Data entries:
● ● ●

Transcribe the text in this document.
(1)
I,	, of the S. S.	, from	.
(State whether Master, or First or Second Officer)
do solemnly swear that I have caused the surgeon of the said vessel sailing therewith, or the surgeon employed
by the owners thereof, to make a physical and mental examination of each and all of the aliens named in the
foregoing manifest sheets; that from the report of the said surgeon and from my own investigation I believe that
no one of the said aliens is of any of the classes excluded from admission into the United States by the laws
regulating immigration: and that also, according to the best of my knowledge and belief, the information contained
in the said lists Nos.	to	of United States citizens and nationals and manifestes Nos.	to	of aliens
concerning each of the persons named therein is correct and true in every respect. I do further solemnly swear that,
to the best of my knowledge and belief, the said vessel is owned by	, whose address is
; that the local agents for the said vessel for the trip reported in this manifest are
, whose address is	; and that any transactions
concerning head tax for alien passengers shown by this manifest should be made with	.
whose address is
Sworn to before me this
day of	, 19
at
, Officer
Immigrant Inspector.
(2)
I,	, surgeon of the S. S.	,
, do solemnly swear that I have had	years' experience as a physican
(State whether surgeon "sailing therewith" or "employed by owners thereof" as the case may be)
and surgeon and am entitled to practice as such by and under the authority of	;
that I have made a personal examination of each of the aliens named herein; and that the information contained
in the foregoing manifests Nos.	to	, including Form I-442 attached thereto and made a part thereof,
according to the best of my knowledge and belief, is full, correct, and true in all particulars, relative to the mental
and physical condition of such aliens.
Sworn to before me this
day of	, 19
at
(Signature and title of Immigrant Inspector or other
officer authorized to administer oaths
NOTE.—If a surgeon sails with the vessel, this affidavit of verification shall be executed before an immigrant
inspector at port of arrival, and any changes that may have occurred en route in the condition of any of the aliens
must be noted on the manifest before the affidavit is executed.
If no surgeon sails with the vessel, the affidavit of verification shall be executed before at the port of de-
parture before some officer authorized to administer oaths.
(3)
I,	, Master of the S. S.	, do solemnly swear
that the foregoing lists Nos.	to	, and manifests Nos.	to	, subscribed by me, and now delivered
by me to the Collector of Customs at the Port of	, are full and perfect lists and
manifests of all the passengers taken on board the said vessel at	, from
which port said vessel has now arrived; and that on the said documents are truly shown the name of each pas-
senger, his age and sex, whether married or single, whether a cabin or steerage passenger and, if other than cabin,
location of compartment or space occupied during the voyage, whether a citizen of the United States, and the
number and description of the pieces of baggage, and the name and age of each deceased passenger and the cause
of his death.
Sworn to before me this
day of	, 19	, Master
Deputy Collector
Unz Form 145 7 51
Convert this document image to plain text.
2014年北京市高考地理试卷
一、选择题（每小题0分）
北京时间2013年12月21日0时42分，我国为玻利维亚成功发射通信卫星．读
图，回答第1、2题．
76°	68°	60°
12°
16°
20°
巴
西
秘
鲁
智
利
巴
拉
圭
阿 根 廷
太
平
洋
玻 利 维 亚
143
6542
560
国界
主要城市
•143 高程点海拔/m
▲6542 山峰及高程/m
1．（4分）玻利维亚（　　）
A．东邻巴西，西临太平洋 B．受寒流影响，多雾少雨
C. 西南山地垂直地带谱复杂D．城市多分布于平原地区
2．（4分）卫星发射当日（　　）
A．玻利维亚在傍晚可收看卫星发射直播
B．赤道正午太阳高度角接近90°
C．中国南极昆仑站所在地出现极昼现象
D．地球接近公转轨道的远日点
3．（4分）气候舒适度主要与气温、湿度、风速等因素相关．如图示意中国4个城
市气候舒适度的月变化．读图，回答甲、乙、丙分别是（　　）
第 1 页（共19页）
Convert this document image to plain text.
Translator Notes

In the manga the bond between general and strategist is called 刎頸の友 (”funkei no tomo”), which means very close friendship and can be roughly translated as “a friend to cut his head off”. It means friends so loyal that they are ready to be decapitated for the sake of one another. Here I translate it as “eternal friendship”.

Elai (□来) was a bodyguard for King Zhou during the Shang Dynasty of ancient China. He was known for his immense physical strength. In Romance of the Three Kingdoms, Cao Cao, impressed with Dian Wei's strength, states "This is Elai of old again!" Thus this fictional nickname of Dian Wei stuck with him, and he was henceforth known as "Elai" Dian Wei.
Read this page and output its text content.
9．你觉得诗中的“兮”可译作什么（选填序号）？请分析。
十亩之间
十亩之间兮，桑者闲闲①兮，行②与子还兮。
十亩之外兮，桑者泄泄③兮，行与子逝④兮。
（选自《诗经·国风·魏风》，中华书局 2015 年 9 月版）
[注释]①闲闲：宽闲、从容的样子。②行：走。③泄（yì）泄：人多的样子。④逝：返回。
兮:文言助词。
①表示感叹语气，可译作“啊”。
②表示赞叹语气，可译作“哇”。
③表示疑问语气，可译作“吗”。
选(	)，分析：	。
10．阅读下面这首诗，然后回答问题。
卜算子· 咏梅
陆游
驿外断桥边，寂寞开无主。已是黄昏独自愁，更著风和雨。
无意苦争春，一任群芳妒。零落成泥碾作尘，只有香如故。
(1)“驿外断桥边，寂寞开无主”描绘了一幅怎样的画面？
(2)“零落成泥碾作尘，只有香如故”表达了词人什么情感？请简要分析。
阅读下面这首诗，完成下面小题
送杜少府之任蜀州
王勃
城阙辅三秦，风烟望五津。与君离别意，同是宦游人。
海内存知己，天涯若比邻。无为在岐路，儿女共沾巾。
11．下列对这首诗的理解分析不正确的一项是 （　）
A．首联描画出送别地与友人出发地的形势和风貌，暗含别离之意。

● ● ●

## GOAL
Copy out all of the lines above exactly.

## COMPLETED EXERCISE
Transcribe the text in this document.
(1)
I,	, of the S. S.	, from	.
(State whether Master, or First or Second Officer)
do solemnly swear that I have caused the surgeon of the said vessel sailing therewith, or the surgeon employed
by the owners thereof, to make a physical and mental examination of each and all of the aliens named in the
foregoing manifest sheets; that from the report of the said surgeon and from my own investigation I believe that
no one of the said aliens is of any of the classes excluded from admission into the United States by the laws
regulating immigration: and that also, according to the best of my knowledge and belief, the information contained
in the said lists Nos.	to	of United States citizens and nationals and manifestes Nos.	to	of aliens
concerning each of the persons named therein is correct and true in every respect. I do further solemnly swear that,
to the best of my knowledge and belief, the said vessel is owned by	, whose address is
; that the local agents for the said vessel for the trip reported in this manifest are
, whose address is	; and that any transactions
concerning head tax for alien passengers shown by this manifest should be made with	.
whose address is
Sworn to before me this
day of	, 19
at
, Officer
Immigrant Inspector.
(2)
I,	, surgeon of the S. S.	,
, do solemnly swear that I have had	years' experience as a physican
(State whether surgeon "sailing therewith" or "employed by owners thereof" as the case may be)
and surgeon and am entitled to practice as such by and under the authority of	;
that I have made a personal examination of each of the aliens named herein; and that the information contained
in the foregoing manifests Nos.	to	, including Form I-442 attached thereto and made a part thereof,
according to the best of my knowledge and belief, is full, correct, and true in all particulars, relative to the mental
and physical condition of such aliens.
Sworn to before me this
day of	, 19
at
(Signature and title of Immigrant Inspector or other
officer authorized to administer oaths
NOTE.—If a surgeon sails with the vessel, this affidavit of verification shall be executed before an immigrant
inspector at port of arrival, and any changes that may have occurred en route in the condition of any of the aliens
must be noted on the manifest before the affidavit is executed.
If no surgeon sails with the vessel, the affidavit of verification shall be executed before at the port of de-
parture before some officer authorized to administer oaths.
(3)
I,	, Master of the S. S.	, do solemnly swear
that the foregoing lists Nos.	to	, and manifests Nos.	to	, subscribed by me, and now delivered
by me to the Collector of Customs at the Port of	, are full and perfect lists and
manifests of all the passengers taken on board the said vessel at	, from
which port said vessel has now arrived; and that on the said documents are truly shown the name of each pas-
senger, his age and sex, whether married or single, whether a cabin or steerage passenger and, if other than cabin,
location of compartment or space occupied during the voyage, whether a citizen of the United States, and the
number and description of the pieces of baggage, and the name and age of each deceased passenger and the cause
of his death.
Sworn to before me this
day of	, 19	, Master
Deputy Collector
Unz Form 145 7 51
Convert this document image to plain text.
2014年北京市高考地理试卷
一、选择题（每小题0分）
北京时间2013年12月21日0时42分，我国为玻利维亚成功发射通信卫星．读
图，回答第1、2题．
76°	68°	60°
12°
16°
20°
巴
西
秘
鲁
智
利
巴
拉
圭
阿 根 廷
太
平
洋
玻 利 维 亚
143
6542
560
国界
主要城市
•143 高程点海拔/m
▲6542 山峰及高程/m
1．（4分）玻利维亚（　　）
A．东邻巴西，西临太平洋 B．受寒流影响，多雾少雨
C. 西南山地垂直地带谱复杂D．城市多分布于平原地区
2．（4分）卫星发射当日（　　）
A．玻利维亚在傍晚可收看卫星发射直播
B．赤道正午太阳高度角接近90°
C．中国南极昆仑站所在地出现极昼现象
D．地球接近公转轨道的远日点
3．（4分）气候舒适度主要与气温、湿度、风速等因素相关．如图示意中国4个城
市气候舒适度的月变化．读图，回答甲、乙、丙分别是（　　）
第 1 页（共19页）
Convert this document image to plain text.
Translator Notes

In the manga the bond between general and strategist is called 刎頸の友 (”funkei no tomo”), which means very close friendship and can be roughly translated as “a friend to cut his head off”. It means friends so loyal that they are ready to be decapitated for the sake of one another. Here I translate it as “eternal friendship”.

Elai (□来) was a bodyguard for King Zhou during the Shang Dynasty of ancient China. He was known for his immense physical strength. In Romance of the Three Kingdoms, Cao Cao, impressed with Dian Wei's strength, states "This is Elai of old again!" Thus this fictional nickname of Dian Wei stuck with him, and he was henceforth known as "Elai" Dian Wei.
Read this page and output its text content.
9．你觉得诗中的“兮”可译作什么（选填序号）？请分析。
十亩之间
十亩之间兮，桑者闲闲①兮，行②与子还兮。
十亩之外兮，桑者泄泄③兮，行与子逝④兮。
（选自《诗经·国风·魏风》，中华书局 2015 年 9 月版）
[注释]①闲闲：宽闲、从容的样子。②行：走。③泄（yì）泄：人多的样子。④逝：返回。
兮:文言助词。
①表示感叹语气，可译作“啊”。
②表示赞叹语气，可译作“哇”。
③表示疑问语气，可译作“吗”。
选(	)，分析：	。
10．阅读下面这首诗，然后回答问题。
卜算子· 咏梅
陆游
驿外断桥边，寂寞开无主。已是黄昏独自愁，更著风和雨。
无意苦争春，一任群芳妒。零落成泥碾作尘，只有香如故。
(1)“驿外断桥边，寂寞开无主”描绘了一幅怎样的画面？
(2)“零落成泥碾作尘，只有香如故”表达了词人什么情感？请简要分析。
阅读下面这首诗，完成下面小题
送杜少府之任蜀州
王勃
城阙辅三秦，风烟望五津。与君离别意，同是宦游人。
海内存知己，天涯若比邻。无为在岐路，儿女共沾巾。
11．下列对这首诗的理解分析不正确的一项是 （　）
A．首联描画出送别地与友人出发地的形势和风貌，暗含别离之意。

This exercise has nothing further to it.